### Dataset entries

# # #

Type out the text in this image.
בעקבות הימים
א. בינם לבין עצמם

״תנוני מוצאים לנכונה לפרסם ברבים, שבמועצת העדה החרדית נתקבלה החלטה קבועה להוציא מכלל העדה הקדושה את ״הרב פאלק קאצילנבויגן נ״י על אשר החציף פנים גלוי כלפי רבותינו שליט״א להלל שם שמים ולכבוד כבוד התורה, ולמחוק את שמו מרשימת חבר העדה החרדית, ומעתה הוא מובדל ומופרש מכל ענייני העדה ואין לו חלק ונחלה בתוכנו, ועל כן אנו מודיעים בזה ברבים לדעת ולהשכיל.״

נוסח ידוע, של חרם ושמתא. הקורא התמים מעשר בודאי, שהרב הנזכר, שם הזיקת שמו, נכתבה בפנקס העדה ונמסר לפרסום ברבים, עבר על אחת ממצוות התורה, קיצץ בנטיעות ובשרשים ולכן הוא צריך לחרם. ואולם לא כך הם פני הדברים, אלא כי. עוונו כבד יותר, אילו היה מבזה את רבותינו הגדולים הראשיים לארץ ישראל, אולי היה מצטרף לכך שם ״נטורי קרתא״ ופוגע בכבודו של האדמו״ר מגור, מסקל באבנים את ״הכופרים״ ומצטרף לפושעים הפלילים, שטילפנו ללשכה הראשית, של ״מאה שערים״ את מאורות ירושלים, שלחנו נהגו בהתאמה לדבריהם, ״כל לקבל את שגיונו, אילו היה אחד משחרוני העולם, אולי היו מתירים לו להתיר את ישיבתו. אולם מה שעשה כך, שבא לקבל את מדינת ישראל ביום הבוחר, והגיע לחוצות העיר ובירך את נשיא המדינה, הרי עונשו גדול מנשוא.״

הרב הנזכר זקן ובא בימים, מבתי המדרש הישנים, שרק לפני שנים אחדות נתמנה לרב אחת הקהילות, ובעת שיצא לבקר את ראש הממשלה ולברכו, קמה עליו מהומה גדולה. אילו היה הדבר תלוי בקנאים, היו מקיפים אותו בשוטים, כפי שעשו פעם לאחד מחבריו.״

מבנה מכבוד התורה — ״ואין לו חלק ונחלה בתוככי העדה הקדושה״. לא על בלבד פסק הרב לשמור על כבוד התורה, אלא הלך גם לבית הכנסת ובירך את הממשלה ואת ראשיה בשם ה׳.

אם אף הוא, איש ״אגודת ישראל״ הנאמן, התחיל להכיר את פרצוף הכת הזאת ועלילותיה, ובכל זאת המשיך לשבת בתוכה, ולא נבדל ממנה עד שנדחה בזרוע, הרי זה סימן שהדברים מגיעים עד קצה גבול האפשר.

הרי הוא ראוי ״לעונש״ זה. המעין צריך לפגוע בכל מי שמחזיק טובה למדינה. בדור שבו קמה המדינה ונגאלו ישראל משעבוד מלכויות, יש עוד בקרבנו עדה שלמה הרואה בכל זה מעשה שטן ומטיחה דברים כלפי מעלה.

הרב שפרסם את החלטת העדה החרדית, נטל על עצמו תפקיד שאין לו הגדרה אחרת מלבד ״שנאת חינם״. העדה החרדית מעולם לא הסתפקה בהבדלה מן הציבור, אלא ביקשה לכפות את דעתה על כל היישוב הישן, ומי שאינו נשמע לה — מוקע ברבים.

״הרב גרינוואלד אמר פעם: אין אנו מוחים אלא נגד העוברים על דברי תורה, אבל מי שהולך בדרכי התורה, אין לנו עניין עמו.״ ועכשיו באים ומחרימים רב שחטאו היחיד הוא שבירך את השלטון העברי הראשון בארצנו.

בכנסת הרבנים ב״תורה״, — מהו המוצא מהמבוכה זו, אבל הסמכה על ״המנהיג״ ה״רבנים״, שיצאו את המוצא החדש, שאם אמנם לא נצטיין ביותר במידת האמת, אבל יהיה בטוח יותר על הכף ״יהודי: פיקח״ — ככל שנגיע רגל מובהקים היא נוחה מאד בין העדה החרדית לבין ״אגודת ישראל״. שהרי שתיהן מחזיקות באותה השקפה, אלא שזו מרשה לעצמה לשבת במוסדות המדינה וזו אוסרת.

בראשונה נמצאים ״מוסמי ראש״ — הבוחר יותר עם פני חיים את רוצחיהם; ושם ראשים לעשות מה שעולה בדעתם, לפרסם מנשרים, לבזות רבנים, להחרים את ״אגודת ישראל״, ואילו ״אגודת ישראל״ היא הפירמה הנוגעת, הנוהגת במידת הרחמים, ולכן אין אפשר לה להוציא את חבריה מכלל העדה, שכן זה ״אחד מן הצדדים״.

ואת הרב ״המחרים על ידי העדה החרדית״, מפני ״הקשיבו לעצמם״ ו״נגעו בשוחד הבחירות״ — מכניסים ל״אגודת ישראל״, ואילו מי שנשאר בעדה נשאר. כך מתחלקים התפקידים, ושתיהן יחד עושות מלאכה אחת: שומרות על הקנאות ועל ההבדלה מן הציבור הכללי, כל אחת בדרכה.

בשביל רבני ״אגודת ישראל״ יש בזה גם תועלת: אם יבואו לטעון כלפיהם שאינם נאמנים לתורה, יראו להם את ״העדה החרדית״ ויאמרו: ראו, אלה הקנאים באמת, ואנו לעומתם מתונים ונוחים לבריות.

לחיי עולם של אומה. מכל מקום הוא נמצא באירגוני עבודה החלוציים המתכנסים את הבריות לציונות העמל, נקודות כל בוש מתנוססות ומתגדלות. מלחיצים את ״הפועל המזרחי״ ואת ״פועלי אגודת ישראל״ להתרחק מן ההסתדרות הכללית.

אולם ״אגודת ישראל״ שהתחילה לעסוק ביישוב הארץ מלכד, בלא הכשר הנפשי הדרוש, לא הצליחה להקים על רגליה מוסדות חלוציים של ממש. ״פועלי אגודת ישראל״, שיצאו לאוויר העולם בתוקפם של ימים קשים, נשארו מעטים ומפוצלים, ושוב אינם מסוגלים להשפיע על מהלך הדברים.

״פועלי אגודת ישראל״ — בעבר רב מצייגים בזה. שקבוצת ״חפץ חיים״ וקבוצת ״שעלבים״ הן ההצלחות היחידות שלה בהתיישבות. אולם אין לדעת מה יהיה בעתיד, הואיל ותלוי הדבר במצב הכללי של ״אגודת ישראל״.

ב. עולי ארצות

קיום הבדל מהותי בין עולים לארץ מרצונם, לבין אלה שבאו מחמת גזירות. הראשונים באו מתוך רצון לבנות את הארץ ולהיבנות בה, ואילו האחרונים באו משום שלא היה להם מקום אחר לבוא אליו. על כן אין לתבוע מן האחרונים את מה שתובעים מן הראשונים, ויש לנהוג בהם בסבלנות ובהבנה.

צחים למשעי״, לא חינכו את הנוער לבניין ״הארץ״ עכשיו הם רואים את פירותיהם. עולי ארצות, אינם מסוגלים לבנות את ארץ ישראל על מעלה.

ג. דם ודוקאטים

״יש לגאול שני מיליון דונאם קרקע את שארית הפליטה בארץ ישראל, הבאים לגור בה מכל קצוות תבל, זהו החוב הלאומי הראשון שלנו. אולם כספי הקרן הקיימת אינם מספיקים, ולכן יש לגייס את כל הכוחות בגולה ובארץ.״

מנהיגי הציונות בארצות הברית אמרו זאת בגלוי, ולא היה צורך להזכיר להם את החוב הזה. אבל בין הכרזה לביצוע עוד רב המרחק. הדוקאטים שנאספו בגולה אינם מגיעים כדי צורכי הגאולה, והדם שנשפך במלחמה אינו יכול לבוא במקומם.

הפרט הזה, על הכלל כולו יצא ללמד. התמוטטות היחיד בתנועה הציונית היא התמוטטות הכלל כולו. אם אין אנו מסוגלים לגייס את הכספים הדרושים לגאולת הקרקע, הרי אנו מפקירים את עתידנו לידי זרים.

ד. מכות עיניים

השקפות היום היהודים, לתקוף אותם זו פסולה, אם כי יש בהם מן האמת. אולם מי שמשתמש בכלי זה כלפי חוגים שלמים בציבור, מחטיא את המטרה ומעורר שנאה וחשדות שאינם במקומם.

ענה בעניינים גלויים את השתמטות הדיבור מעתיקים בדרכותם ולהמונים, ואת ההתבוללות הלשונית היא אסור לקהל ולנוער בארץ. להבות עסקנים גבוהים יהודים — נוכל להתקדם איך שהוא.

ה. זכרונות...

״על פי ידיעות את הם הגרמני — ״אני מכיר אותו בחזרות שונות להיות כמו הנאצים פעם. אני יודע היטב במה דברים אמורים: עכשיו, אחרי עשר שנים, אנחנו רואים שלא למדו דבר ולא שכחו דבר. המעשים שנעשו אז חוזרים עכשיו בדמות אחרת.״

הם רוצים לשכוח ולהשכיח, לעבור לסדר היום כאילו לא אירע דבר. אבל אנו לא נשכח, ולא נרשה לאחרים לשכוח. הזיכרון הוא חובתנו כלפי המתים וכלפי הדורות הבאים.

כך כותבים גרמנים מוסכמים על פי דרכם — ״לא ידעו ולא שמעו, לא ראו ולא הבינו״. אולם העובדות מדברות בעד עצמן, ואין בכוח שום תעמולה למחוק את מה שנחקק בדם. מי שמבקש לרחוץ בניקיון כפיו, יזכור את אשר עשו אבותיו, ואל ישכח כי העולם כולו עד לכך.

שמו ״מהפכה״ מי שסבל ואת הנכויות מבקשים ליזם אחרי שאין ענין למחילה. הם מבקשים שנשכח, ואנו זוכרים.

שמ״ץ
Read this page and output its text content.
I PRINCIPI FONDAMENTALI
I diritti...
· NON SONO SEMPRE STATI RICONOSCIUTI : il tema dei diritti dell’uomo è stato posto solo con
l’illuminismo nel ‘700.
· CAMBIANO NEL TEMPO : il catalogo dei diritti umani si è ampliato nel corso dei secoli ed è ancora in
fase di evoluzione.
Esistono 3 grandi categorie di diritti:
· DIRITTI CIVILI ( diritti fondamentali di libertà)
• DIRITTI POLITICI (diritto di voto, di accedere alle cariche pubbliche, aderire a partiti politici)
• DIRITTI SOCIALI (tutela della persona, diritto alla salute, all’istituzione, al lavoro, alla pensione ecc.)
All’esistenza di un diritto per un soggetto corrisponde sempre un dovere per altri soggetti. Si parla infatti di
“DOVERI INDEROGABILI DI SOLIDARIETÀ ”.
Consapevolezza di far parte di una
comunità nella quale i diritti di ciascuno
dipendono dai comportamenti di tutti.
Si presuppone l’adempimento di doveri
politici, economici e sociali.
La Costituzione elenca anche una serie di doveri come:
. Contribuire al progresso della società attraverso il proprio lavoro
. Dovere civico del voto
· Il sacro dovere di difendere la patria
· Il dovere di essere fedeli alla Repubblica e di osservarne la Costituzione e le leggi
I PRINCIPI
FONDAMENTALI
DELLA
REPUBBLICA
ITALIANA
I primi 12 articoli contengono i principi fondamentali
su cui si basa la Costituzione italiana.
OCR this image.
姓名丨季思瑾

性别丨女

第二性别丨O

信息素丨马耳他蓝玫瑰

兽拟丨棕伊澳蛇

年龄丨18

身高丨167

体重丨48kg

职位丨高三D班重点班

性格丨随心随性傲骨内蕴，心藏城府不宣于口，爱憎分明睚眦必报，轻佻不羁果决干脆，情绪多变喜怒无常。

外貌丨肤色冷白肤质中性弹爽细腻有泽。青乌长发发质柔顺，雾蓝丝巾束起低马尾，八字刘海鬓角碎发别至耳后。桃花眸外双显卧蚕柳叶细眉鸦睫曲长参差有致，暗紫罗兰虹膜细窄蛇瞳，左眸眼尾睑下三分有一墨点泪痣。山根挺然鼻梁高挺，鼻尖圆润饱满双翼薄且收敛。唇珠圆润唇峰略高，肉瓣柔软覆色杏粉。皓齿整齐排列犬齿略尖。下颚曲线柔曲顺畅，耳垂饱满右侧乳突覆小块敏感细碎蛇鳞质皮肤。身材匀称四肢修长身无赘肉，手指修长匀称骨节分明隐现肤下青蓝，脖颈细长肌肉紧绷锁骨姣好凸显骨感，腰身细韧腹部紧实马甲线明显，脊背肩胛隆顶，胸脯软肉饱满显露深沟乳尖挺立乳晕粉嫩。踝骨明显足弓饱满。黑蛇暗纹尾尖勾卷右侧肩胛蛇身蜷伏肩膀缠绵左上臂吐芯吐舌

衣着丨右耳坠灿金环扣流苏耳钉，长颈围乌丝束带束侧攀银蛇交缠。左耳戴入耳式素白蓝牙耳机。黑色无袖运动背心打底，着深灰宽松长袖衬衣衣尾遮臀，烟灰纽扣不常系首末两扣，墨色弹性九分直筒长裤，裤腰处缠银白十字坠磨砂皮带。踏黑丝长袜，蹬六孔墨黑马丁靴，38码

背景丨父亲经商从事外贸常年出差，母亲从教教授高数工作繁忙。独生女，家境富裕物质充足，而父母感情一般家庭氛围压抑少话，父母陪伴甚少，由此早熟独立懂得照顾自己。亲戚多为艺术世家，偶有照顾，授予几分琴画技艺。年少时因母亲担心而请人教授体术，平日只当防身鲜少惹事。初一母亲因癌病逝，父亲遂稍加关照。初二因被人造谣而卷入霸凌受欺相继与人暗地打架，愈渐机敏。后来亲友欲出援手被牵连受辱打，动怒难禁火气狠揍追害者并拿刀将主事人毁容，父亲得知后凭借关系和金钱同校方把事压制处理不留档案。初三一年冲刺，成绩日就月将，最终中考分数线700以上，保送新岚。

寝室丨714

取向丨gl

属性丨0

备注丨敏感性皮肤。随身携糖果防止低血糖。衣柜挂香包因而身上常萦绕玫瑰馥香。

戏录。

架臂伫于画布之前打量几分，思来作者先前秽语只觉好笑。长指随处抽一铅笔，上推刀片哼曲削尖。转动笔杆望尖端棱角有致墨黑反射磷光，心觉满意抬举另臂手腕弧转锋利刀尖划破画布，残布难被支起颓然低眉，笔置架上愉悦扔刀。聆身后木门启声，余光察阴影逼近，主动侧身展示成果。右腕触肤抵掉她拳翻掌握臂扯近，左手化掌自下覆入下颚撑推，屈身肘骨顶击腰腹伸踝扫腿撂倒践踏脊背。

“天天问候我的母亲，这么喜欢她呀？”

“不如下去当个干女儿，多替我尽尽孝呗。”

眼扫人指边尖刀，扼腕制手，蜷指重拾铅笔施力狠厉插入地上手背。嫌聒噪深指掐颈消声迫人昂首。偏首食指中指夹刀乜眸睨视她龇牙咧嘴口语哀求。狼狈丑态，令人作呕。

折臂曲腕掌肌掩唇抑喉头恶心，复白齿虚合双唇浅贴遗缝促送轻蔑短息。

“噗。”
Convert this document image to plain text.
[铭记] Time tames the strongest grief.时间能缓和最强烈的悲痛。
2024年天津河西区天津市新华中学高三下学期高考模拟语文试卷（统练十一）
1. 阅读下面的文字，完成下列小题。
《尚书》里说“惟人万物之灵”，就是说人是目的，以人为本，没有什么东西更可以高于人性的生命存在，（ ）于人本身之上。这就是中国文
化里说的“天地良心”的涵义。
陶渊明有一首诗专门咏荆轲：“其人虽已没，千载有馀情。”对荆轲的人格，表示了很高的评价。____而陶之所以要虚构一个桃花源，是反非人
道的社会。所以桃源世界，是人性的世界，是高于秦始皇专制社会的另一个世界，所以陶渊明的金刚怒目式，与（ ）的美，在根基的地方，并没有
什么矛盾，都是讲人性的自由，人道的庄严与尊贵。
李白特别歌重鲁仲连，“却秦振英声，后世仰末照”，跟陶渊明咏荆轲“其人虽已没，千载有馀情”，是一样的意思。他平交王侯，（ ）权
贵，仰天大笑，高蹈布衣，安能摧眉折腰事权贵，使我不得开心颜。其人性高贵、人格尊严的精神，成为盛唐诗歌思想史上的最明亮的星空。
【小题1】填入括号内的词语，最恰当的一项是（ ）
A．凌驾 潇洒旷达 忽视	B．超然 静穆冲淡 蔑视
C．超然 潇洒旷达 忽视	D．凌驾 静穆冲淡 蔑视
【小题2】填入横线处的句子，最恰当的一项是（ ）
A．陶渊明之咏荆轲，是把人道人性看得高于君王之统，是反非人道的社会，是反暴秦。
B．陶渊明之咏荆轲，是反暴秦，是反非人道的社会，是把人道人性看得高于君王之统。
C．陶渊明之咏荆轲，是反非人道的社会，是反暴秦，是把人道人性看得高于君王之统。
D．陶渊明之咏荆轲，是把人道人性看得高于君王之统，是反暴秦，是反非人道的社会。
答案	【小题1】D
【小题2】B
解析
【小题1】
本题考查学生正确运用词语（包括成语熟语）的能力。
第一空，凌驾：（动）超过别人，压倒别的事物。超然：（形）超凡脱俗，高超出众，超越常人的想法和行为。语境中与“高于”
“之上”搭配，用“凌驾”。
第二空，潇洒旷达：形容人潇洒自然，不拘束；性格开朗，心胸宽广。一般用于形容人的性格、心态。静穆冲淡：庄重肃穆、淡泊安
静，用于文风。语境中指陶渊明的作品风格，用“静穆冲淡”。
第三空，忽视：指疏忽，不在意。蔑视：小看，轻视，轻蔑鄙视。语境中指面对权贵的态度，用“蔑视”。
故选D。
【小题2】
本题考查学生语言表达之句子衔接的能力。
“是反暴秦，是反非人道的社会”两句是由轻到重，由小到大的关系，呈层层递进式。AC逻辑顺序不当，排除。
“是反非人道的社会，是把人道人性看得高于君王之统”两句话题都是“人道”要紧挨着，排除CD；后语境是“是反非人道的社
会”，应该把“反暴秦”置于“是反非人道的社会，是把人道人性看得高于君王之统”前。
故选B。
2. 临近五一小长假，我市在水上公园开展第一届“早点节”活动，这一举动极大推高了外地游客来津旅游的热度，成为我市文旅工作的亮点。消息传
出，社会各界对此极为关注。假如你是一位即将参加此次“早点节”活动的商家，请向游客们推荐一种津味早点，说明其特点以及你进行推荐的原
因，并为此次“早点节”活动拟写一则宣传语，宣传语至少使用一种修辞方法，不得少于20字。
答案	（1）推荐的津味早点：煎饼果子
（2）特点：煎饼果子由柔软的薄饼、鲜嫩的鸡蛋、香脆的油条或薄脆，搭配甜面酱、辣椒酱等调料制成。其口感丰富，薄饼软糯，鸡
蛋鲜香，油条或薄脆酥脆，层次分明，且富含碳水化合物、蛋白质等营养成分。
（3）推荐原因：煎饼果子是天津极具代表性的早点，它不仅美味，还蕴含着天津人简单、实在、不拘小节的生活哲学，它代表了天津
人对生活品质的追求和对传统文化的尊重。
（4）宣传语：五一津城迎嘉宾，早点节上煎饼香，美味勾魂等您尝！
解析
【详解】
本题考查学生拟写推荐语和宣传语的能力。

# # #

### Written request
Looking back at the lines above, state how many contain the word "diritto", and supply nothing besides the number.

### Exercise output
3